(Dataset excerpt)
■ ■ ■
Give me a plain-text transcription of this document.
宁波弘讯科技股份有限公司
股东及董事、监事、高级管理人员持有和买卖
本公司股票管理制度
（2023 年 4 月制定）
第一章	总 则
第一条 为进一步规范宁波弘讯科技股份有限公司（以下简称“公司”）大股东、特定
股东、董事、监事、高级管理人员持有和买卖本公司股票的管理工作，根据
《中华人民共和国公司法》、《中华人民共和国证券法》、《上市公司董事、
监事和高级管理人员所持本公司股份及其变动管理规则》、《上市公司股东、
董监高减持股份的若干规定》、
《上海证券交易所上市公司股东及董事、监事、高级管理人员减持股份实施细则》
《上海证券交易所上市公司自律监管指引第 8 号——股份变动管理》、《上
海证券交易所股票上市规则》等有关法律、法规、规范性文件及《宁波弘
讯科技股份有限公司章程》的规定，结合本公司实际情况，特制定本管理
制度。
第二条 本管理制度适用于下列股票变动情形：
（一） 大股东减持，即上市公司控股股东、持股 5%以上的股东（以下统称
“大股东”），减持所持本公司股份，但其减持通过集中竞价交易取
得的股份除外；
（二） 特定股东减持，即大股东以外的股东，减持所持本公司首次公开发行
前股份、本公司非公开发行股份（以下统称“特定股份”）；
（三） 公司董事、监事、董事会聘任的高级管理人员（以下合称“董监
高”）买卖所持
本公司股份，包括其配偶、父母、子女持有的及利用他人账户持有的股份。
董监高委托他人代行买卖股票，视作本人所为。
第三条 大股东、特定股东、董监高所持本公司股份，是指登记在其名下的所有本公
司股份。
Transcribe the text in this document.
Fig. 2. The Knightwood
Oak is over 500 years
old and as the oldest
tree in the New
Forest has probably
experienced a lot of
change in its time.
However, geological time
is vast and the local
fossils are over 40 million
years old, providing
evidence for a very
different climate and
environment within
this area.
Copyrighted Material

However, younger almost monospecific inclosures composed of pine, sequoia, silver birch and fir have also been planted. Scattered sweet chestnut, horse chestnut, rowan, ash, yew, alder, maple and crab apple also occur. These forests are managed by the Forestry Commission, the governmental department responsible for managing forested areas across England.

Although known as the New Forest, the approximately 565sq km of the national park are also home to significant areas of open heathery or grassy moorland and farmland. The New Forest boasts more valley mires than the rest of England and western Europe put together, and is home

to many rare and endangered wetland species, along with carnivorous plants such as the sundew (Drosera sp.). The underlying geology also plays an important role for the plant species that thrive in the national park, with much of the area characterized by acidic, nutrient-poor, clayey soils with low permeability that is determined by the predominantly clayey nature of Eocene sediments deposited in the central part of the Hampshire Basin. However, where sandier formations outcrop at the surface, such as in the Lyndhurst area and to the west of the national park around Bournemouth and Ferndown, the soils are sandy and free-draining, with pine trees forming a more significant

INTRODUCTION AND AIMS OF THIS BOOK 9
■ ■ ■
The exercise -
Reproduce the records in full, exactly as written.

Answer in full -
Give me a plain-text transcription of this document.
宁波弘讯科技股份有限公司
股东及董事、监事、高级管理人员持有和买卖
本公司股票管理制度
（2023 年 4 月制定）
第一章	总 则
第一条 为进一步规范宁波弘讯科技股份有限公司（以下简称“公司”）大股东、特定
股东、董事、监事、高级管理人员持有和买卖本公司股票的管理工作，根据
《中华人民共和国公司法》、《中华人民共和国证券法》、《上市公司董事、
监事和高级管理人员所持本公司股份及其变动管理规则》、《上市公司股东、
董监高减持股份的若干规定》、
《上海证券交易所上市公司股东及董事、监事、高级管理人员减持股份实施细则》
《上海证券交易所上市公司自律监管指引第 8 号——股份变动管理》、《上
海证券交易所股票上市规则》等有关法律、法规、规范性文件及《宁波弘
讯科技股份有限公司章程》的规定，结合本公司实际情况，特制定本管理
制度。
第二条 本管理制度适用于下列股票变动情形：
（一） 大股东减持，即上市公司控股股东、持股 5%以上的股东（以下统称
“大股东”），减持所持本公司股份，但其减持通过集中竞价交易取
得的股份除外；
（二） 特定股东减持，即大股东以外的股东，减持所持本公司首次公开发行
前股份、本公司非公开发行股份（以下统称“特定股份”）；
（三） 公司董事、监事、董事会聘任的高级管理人员（以下合称“董监
高”）买卖所持
本公司股份，包括其配偶、父母、子女持有的及利用他人账户持有的股份。
董监高委托他人代行买卖股票，视作本人所为。
第三条 大股东、特定股东、董监高所持本公司股份，是指登记在其名下的所有本公
司股份。
Transcribe the text in this document.
Fig. 2. The Knightwood
Oak is over 500 years
old and as the oldest
tree in the New
Forest has probably
experienced a lot of
change in its time.
However, geological time
is vast and the local
fossils are over 40 million
years old, providing
evidence for a very
different climate and
environment within
this area.
Copyrighted Material

However, younger almost monospecific inclosures composed of pine, sequoia, silver birch and fir have also been planted. Scattered sweet chestnut, horse chestnut, rowan, ash, yew, alder, maple and crab apple also occur. These forests are managed by the Forestry Commission, the governmental department responsible for managing forested areas across England.

Although known as the New Forest, the approximately 565sq km of the national park are also home to significant areas of open heathery or grassy moorland and farmland. The New Forest boasts more valley mires than the rest of England and western Europe put together, and is home

to many rare and endangered wetland species, along with carnivorous plants such as the sundew (Drosera sp.). The underlying geology also plays an important role for the plant species that thrive in the national park, with much of the area characterized by acidic, nutrient-poor, clayey soils with low permeability that is determined by the predominantly clayey nature of Eocene sediments deposited in the central part of the Hampshire Basin. However, where sandier formations outcrop at the surface, such as in the Lyndhurst area and to the west of the national park around Bournemouth and Ferndown, the soils are sandy and free-draining, with pine trees forming a more significant

INTRODUCTION AND AIMS OF THIS BOOK 9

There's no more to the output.